Listing:

_ _ _

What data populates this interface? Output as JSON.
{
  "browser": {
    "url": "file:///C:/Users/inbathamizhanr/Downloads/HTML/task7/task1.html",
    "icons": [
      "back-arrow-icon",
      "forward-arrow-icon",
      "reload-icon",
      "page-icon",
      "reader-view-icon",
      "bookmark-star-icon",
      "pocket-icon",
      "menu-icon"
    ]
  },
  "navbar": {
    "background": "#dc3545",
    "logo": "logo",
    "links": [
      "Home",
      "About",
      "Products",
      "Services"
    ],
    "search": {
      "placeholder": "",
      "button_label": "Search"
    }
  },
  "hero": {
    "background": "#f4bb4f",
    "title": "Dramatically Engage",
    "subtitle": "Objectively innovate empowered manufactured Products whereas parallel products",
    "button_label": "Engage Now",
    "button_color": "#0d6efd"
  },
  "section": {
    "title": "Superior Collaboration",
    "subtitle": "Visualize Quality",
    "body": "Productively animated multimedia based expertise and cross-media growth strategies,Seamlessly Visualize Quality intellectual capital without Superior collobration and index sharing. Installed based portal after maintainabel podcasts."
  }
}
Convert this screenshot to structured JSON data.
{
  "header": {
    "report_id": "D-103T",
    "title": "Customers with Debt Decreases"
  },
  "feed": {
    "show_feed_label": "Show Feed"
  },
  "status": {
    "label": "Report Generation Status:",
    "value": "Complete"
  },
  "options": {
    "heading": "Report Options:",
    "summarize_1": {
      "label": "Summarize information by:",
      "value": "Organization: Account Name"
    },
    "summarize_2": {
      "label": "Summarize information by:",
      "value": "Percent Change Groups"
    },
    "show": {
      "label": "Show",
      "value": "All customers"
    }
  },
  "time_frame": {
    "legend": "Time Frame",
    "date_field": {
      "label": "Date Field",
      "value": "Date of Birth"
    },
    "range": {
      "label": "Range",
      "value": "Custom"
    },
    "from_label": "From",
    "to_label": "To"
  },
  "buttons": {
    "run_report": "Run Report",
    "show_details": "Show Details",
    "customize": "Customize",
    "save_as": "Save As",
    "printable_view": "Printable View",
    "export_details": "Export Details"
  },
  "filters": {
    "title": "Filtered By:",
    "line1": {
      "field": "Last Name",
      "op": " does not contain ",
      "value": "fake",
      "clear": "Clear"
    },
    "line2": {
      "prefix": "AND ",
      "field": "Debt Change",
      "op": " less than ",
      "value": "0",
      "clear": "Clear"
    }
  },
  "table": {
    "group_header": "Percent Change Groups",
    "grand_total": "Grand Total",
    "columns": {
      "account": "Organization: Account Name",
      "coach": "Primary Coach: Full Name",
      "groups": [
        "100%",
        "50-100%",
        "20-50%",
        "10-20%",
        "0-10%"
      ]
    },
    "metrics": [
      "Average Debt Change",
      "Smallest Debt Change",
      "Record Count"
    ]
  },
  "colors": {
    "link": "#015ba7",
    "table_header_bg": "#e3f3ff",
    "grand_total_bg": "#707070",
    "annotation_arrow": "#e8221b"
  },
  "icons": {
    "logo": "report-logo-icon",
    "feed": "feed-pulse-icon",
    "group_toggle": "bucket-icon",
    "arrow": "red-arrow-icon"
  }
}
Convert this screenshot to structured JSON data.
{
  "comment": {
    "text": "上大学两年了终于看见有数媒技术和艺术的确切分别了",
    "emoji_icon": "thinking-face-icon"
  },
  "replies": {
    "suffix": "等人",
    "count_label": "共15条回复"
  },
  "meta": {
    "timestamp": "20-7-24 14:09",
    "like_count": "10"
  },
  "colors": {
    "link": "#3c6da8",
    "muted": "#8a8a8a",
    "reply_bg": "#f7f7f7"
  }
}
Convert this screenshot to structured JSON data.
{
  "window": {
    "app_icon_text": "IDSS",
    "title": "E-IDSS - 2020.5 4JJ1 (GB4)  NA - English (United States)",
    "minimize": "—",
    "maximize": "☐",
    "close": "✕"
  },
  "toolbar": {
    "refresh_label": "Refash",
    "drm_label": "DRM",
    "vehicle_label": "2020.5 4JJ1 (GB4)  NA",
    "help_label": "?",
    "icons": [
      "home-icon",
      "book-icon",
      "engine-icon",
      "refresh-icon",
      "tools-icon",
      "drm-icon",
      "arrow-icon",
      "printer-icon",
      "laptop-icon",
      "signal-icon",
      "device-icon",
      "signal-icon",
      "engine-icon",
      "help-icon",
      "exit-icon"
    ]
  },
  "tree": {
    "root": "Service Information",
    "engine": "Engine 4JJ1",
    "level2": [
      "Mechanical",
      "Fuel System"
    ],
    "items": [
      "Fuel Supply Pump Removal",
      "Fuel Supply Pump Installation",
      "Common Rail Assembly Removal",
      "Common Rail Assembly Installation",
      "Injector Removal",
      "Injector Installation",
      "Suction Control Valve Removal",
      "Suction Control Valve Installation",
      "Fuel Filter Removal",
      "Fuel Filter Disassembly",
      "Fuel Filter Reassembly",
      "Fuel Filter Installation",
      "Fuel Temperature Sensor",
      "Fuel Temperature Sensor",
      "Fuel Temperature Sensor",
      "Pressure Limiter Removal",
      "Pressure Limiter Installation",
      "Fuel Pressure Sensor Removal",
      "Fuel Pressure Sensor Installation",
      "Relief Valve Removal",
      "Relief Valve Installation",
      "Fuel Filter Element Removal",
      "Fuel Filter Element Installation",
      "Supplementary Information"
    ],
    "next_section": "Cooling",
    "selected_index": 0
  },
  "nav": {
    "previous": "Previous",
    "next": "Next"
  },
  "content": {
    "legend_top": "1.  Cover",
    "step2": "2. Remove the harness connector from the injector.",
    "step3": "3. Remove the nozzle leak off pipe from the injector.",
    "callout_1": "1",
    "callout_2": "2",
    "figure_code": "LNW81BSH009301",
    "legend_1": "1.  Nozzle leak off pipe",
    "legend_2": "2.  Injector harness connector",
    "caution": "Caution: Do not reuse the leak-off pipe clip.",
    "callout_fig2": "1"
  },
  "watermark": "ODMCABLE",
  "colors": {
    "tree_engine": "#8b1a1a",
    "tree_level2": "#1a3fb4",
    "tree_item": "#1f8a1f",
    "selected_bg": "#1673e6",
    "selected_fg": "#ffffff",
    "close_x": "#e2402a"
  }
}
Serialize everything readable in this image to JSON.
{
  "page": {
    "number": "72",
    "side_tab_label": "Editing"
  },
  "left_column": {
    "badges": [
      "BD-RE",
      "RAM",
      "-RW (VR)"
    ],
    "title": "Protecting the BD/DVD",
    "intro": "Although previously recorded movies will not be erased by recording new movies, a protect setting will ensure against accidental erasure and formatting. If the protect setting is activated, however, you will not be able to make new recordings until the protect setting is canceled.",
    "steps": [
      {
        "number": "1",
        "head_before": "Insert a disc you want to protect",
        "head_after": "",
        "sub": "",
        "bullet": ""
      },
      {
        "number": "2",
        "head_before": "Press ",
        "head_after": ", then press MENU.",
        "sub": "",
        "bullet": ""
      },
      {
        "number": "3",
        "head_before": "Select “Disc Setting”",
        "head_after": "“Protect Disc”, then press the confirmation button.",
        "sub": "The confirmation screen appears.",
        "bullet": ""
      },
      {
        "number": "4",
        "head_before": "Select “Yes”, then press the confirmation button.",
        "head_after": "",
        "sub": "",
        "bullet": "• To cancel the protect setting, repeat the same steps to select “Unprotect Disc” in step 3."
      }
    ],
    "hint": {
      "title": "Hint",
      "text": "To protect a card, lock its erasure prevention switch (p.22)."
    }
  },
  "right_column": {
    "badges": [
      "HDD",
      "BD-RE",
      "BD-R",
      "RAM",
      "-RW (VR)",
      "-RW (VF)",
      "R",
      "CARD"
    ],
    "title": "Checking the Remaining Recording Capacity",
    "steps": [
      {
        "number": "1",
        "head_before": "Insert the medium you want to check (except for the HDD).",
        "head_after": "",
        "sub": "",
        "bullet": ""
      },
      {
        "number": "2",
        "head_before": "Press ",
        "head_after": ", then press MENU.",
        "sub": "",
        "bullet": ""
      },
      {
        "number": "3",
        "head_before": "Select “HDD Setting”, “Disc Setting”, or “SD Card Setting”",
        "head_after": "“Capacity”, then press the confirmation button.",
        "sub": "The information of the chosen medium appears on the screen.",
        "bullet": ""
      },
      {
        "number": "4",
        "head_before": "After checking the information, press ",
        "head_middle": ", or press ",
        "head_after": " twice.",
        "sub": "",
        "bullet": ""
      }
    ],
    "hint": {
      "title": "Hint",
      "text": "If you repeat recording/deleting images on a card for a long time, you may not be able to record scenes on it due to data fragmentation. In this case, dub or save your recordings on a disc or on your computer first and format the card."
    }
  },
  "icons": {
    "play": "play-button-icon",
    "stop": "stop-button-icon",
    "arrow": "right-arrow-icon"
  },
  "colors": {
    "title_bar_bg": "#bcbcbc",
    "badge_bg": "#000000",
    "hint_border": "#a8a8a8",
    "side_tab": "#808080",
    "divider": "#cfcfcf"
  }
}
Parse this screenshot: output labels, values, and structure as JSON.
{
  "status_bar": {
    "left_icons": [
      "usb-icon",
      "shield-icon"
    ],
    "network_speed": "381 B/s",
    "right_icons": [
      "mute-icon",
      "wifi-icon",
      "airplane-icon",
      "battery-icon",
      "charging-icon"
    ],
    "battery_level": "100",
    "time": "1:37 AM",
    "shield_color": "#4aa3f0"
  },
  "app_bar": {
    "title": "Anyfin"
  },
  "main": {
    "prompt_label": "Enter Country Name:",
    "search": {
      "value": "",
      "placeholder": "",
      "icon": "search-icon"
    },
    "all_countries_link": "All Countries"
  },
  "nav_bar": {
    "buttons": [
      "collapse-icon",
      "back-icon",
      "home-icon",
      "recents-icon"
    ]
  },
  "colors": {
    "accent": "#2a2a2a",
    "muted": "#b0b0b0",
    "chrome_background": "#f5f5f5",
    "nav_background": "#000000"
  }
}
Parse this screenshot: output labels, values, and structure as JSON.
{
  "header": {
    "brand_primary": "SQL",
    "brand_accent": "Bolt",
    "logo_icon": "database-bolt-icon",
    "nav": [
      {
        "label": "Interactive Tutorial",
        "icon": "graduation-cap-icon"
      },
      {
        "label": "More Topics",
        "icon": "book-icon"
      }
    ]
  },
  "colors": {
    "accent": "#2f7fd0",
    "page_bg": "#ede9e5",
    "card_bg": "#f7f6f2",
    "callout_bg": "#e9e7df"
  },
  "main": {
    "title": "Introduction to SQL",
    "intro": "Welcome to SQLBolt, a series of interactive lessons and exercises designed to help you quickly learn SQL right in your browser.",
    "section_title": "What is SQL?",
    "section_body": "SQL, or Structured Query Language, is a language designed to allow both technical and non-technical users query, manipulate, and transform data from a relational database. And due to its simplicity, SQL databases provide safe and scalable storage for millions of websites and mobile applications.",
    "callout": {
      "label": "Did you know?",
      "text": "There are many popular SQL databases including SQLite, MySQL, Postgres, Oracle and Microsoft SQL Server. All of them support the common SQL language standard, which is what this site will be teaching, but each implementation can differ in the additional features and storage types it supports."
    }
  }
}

_ _ _

Task details: Look through the records and gather each line with the word "then".

Answer to the task:
        "head_after": ", then press MENU.",
        "head_after": "“Protect Disc”, then press the confirmation button.",
        "head_before": "Select “Yes”, then press the confirmation button.",
        "head_after": ", then press MENU.",
        "head_after": "“Capacity”, then press the confirmation button.",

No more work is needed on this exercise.